======== The data
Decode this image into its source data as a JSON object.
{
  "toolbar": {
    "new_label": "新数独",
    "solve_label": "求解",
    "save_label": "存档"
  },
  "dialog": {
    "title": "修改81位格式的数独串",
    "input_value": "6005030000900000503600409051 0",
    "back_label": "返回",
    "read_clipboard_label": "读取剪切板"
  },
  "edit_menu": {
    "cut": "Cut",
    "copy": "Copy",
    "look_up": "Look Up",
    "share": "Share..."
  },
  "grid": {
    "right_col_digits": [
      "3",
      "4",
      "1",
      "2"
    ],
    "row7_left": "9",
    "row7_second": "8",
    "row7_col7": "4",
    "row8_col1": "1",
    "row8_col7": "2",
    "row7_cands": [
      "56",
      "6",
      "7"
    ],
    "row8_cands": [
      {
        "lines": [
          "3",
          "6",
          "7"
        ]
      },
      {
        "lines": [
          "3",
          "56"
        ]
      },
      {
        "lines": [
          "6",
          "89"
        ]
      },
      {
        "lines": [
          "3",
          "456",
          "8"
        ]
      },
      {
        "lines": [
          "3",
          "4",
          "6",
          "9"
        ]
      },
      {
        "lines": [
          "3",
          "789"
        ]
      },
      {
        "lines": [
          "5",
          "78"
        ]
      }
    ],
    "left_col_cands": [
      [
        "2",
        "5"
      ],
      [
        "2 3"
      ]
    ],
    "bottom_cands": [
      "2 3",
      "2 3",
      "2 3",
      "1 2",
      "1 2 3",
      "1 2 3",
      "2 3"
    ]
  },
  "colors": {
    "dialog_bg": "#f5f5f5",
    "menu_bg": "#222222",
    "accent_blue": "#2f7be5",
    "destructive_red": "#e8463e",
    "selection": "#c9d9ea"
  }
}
================
= Given request =
Extract all of the data above and output it character for character.

= Task result =
Decode this image into its source data as a JSON object.
{
  "toolbar": {
    "new_label": "新数独",
    "solve_label": "求解",
    "save_label": "存档"
  },
  "dialog": {
    "title": "修改81位格式的数独串",
    "input_value": "6005030000900000503600409051 0",
    "back_label": "返回",
    "read_clipboard_label": "读取剪切板"
  },
  "edit_menu": {
    "cut": "Cut",
    "copy": "Copy",
    "look_up": "Look Up",
    "share": "Share..."
  },
  "grid": {
    "right_col_digits": [
      "3",
      "4",
      "1",
      "2"
    ],
    "row7_left": "9",
    "row7_second": "8",
    "row7_col7": "4",
    "row8_col1": "1",
    "row8_col7": "2",
    "row7_cands": [
      "56",
      "6",
      "7"
    ],
    "row8_cands": [
      {
        "lines": [
          "3",
          "6",
          "7"
        ]
      },
      {
        "lines": [
          "3",
          "56"
        ]
      },
      {
        "lines": [
          "6",
          "89"
        ]
      },
      {
        "lines": [
          "3",
          "456",
          "8"
        ]
      },
      {
        "lines": [
          "3",
          "4",
          "6",
          "9"
        ]
      },
      {
        "lines": [
          "3",
          "789"
        ]
      },
      {
        "lines": [
          "5",
          "78"
        ]
      }
    ],
    "left_col_cands": [
      [
        "2",
        "5"
      ],
      [
        "2 3"
      ]
    ],
    "bottom_cands": [
      "2 3",
      "2 3",
      "2 3",
      "1 2",
      "1 2 3",
      "1 2 3",
      "2 3"
    ]
  },
  "colors": {
    "dialog_bg": "#f5f5f5",
    "menu_bg": "#222222",
    "accent_blue": "#2f7be5",
    "destructive_red": "#e8463e",
    "selection": "#c9d9ea"
  }
}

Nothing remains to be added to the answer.